**RECORD EXCERPTS**
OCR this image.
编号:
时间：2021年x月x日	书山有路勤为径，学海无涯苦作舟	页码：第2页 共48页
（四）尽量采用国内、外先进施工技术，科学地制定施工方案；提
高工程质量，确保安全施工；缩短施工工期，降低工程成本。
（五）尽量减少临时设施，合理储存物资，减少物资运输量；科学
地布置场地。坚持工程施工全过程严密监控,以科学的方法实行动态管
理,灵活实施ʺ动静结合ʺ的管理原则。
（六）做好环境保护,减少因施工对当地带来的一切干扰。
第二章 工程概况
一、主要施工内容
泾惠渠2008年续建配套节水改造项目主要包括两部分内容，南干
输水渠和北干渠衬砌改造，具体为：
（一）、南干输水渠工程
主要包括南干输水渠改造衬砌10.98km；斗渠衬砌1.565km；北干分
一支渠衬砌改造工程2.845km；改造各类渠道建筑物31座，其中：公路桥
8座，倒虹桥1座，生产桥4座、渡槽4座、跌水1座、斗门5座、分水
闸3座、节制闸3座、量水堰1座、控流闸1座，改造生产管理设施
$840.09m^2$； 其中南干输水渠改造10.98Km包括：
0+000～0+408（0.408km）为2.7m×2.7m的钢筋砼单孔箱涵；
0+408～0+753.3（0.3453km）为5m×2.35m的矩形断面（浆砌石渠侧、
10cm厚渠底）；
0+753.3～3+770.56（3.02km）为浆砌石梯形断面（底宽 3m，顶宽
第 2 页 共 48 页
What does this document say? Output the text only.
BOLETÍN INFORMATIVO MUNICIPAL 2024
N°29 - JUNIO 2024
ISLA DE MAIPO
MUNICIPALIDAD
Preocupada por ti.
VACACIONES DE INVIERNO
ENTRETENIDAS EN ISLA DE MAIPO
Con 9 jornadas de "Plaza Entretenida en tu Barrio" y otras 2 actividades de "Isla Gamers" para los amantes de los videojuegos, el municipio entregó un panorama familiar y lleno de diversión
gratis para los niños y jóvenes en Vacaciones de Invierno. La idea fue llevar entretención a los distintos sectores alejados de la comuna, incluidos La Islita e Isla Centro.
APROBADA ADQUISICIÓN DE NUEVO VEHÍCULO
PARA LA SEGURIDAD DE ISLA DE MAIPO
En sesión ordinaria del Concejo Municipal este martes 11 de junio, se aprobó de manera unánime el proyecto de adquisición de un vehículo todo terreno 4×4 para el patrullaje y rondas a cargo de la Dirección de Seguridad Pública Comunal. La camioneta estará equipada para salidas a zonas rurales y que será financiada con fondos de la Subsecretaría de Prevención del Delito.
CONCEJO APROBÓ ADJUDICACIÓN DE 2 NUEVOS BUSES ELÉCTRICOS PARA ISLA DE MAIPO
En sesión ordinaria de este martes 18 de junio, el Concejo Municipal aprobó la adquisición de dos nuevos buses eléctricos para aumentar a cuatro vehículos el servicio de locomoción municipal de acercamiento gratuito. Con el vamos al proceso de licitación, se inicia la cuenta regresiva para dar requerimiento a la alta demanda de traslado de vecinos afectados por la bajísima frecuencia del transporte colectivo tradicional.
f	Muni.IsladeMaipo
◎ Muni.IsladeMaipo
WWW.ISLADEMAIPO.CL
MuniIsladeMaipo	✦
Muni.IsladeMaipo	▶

**TASK PROMPT**
Starting at the line that contains "What does this", copy each line exactly through the end of the listing above. Include that first line and the last one, and add nothing.

**RESULT OF THIS TASK**
What does this document say? Output the text only.
BOLETÍN INFORMATIVO MUNICIPAL 2024
N°29 - JUNIO 2024
ISLA DE MAIPO
MUNICIPALIDAD
Preocupada por ti.
VACACIONES DE INVIERNO
ENTRETENIDAS EN ISLA DE MAIPO
Con 9 jornadas de "Plaza Entretenida en tu Barrio" y otras 2 actividades de "Isla Gamers" para los amantes de los videojuegos, el municipio entregó un panorama familiar y lleno de diversión
gratis para los niños y jóvenes en Vacaciones de Invierno. La idea fue llevar entretención a los distintos sectores alejados de la comuna, incluidos La Islita e Isla Centro.
APROBADA ADQUISICIÓN DE NUEVO VEHÍCULO
PARA LA SEGURIDAD DE ISLA DE MAIPO
En sesión ordinaria del Concejo Municipal este martes 11 de junio, se aprobó de manera unánime el proyecto de adquisición de un vehículo todo terreno 4×4 para el patrullaje y rondas a cargo de la Dirección de Seguridad Pública Comunal. La camioneta estará equipada para salidas a zonas rurales y que será financiada con fondos de la Subsecretaría de Prevención del Delito.
CONCEJO APROBÓ ADJUDICACIÓN DE 2 NUEVOS BUSES ELÉCTRICOS PARA ISLA DE MAIPO
En sesión ordinaria de este martes 18 de junio, el Concejo Municipal aprobó la adquisición de dos nuevos buses eléctricos para aumentar a cuatro vehículos el servicio de locomoción municipal de acercamiento gratuito. Con el vamos al proceso de licitación, se inicia la cuenta regresiva para dar requerimiento a la alta demanda de traslado de vecinos afectados por la bajísima frecuencia del transporte colectivo tradicional.
f	Muni.IsladeMaipo
◎ Muni.IsladeMaipo
WWW.ISLADEMAIPO.CL
MuniIsladeMaipo	✦
Muni.IsladeMaipo	▶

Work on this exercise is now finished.